Wherever a line holds the string "Avenue", copy that line.

** BEGIN Information provided **

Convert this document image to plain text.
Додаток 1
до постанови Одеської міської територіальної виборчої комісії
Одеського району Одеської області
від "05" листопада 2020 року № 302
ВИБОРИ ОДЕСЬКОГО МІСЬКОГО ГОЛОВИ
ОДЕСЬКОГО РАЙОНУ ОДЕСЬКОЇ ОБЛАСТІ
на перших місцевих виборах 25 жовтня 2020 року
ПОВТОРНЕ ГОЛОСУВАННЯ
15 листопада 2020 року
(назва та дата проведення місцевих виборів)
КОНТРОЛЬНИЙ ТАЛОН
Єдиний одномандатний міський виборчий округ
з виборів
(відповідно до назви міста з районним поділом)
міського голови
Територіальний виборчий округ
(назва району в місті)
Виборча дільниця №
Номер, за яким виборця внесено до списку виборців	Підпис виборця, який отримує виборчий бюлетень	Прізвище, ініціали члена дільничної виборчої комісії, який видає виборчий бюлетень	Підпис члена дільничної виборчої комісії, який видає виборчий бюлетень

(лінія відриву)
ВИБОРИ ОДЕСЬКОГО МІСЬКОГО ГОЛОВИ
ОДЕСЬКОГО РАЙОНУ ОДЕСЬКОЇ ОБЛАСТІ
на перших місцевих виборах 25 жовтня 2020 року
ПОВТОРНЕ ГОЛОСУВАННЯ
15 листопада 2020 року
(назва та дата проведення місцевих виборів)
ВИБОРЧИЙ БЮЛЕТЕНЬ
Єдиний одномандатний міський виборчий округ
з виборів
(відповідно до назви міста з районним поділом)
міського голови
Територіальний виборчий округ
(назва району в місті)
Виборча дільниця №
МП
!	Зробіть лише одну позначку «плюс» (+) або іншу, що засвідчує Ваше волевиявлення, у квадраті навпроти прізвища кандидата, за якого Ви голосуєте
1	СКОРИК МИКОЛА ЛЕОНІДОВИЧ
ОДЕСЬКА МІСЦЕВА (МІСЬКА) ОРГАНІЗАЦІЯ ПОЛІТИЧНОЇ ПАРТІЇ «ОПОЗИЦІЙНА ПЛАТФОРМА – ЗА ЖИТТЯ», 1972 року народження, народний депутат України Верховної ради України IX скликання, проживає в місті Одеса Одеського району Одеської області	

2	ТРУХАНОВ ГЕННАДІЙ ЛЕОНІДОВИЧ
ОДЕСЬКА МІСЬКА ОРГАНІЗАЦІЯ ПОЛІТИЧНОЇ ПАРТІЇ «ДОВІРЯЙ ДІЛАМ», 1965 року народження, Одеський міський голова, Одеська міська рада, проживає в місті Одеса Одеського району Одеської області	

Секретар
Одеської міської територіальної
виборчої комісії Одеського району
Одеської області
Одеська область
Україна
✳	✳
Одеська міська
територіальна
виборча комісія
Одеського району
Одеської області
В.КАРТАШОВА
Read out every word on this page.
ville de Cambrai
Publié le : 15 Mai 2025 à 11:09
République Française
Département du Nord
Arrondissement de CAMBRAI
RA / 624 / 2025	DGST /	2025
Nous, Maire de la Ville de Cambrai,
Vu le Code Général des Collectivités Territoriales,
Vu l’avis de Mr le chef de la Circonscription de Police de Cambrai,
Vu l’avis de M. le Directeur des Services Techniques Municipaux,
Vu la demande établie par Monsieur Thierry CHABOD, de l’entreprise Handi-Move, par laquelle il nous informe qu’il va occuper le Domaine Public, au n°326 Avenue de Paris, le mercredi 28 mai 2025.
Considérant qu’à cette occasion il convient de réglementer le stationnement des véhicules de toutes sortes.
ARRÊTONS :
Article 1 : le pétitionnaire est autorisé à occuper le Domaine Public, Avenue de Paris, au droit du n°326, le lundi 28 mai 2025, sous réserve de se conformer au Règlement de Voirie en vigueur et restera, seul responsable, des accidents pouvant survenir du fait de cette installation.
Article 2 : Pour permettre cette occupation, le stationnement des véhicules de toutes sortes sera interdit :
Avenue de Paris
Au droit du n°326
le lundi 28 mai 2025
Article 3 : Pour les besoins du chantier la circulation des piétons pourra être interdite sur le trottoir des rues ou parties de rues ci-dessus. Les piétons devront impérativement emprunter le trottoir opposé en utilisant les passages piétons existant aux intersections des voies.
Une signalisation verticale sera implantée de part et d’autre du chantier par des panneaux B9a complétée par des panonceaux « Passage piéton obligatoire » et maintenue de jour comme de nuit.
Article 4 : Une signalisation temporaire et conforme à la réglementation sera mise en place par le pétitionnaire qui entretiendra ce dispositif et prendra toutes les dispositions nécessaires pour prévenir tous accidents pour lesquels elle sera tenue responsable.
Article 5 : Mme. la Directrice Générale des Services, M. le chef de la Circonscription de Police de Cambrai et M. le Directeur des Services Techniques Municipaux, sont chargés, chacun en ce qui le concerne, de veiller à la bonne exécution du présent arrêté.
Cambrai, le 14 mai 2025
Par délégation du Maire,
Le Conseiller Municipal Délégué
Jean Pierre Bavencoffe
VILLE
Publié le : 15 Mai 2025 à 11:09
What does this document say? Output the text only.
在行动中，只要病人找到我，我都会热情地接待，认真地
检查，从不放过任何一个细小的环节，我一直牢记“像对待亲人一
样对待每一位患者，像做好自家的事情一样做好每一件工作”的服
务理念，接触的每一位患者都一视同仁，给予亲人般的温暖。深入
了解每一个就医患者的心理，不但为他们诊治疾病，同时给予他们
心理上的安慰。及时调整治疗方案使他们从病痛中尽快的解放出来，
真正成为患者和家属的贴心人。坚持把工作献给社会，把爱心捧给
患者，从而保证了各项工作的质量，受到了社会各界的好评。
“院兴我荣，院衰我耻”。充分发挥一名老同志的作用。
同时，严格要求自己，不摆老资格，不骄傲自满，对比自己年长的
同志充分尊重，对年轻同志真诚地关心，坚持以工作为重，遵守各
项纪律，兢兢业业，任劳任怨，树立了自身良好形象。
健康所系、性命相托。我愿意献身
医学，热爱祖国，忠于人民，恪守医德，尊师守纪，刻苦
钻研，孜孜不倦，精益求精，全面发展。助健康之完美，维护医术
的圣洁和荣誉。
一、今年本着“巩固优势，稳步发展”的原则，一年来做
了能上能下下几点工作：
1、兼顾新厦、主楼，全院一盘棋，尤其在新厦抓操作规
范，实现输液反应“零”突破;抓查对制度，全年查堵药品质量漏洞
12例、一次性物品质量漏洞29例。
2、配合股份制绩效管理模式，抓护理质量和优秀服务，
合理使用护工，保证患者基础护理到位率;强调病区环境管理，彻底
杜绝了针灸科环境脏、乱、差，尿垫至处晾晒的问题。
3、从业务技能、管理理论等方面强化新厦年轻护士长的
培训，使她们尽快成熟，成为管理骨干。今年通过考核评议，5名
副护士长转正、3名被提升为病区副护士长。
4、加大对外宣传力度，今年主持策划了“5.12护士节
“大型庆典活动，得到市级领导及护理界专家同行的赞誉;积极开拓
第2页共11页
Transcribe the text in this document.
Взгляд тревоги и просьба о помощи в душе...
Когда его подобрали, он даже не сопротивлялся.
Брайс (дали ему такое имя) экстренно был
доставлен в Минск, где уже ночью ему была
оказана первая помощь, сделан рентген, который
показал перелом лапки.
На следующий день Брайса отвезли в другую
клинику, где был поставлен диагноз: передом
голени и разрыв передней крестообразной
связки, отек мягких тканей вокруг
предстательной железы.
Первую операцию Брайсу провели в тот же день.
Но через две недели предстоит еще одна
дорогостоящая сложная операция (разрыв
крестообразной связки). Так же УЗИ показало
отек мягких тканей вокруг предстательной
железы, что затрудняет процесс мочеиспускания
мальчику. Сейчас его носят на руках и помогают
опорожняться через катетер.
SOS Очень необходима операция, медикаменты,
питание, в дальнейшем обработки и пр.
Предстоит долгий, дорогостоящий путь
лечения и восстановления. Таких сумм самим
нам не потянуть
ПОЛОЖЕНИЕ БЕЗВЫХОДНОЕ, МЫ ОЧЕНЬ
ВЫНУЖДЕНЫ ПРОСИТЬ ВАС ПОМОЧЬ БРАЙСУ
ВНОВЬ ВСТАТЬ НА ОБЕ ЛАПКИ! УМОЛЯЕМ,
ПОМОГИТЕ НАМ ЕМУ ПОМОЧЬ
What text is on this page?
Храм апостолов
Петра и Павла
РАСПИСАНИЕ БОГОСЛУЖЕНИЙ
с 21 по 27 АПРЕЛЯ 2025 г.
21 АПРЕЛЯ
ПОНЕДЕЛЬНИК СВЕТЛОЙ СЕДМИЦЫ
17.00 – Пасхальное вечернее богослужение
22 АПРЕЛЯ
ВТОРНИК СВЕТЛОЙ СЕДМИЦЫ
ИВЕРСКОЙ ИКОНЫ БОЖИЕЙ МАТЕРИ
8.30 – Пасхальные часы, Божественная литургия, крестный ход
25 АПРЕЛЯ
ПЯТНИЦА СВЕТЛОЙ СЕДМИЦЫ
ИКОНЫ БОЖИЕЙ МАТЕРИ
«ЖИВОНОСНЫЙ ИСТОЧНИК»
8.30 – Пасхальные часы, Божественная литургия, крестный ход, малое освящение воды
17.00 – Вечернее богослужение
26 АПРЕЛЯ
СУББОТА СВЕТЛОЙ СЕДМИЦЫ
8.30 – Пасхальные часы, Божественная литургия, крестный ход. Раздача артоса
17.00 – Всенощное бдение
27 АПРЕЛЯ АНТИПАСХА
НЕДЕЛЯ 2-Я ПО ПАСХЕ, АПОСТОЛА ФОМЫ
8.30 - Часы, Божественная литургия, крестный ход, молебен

** END Information provided **

● **Exercise result**
Vu la demande établie par Monsieur Thierry CHABOD, de l’entreprise Handi-Move, par laquelle il nous informe qu’il va occuper le Domaine Public, au n°326 Avenue de Paris, le mercredi 28 mai 2025.
Article 1 : le pétitionnaire est autorisé à occuper le Domaine Public, Avenue de Paris, au droit du n°326, le lundi 28 mai 2025, sous réserve de se conformer au Règlement de Voirie en vigueur et restera, seul responsable, des accidents pouvant survenir du fait de cette installation.
Avenue de Paris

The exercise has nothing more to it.